-- EXTRACTED MATERIAL start --
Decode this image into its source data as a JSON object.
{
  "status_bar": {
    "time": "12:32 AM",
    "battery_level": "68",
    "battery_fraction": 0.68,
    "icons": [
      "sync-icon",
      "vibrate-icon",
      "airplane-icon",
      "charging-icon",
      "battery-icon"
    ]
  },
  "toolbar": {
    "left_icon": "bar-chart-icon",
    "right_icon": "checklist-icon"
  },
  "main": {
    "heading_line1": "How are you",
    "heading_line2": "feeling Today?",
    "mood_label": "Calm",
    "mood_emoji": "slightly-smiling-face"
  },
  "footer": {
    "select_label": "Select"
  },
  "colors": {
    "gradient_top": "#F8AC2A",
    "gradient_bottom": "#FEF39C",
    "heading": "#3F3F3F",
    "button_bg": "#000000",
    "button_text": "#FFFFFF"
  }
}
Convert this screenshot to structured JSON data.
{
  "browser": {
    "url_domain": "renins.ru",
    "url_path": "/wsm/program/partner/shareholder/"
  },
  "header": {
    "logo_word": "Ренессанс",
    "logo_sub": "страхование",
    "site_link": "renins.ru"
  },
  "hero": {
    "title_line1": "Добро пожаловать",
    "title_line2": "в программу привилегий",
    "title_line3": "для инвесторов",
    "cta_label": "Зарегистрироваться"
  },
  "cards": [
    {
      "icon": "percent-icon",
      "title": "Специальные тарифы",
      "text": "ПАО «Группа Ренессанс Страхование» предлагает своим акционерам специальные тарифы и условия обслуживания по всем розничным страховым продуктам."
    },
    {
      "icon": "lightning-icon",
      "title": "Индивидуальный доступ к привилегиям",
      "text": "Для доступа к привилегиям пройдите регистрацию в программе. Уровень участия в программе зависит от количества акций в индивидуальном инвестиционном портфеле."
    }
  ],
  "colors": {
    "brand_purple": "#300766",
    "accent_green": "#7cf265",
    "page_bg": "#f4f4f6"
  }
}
-- EXTRACTED MATERIAL end --
All of the entries above should be written out again exactly.

Decode this image into its source data as a JSON object.
{
  "status_bar": {
    "time": "12:32 AM",
    "battery_level": "68",
    "battery_fraction": 0.68,
    "icons": [
      "sync-icon",
      "vibrate-icon",
      "airplane-icon",
      "charging-icon",
      "battery-icon"
    ]
  },
  "toolbar": {
    "left_icon": "bar-chart-icon",
    "right_icon": "checklist-icon"
  },
  "main": {
    "heading_line1": "How are you",
    "heading_line2": "feeling Today?",
    "mood_label": "Calm",
    "mood_emoji": "slightly-smiling-face"
  },
  "footer": {
    "select_label": "Select"
  },
  "colors": {
    "gradient_top": "#F8AC2A",
    "gradient_bottom": "#FEF39C",
    "heading": "#3F3F3F",
    "button_bg": "#000000",
    "button_text": "#FFFFFF"
  }
}
Convert this screenshot to structured JSON data.
{
  "browser": {
    "url_domain": "renins.ru",
    "url_path": "/wsm/program/partner/shareholder/"
  },
  "header": {
    "logo_word": "Ренессанс",
    "logo_sub": "страхование",
    "site_link": "renins.ru"
  },
  "hero": {
    "title_line1": "Добро пожаловать",
    "title_line2": "в программу привилегий",
    "title_line3": "для инвесторов",
    "cta_label": "Зарегистрироваться"
  },
  "cards": [
    {
      "icon": "percent-icon",
      "title": "Специальные тарифы",
      "text": "ПАО «Группа Ренессанс Страхование» предлагает своим акционерам специальные тарифы и условия обслуживания по всем розничным страховым продуктам."
    },
    {
      "icon": "lightning-icon",
      "title": "Индивидуальный доступ к привилегиям",
      "text": "Для доступа к привилегиям пройдите регистрацию в программе. Уровень участия в программе зависит от количества акций в индивидуальном инвестиционном портфеле."
    }
  ],
  "colors": {
    "brand_purple": "#300766",
    "accent_green": "#7cf265",
    "page_bg": "#f4f4f6"
  }
}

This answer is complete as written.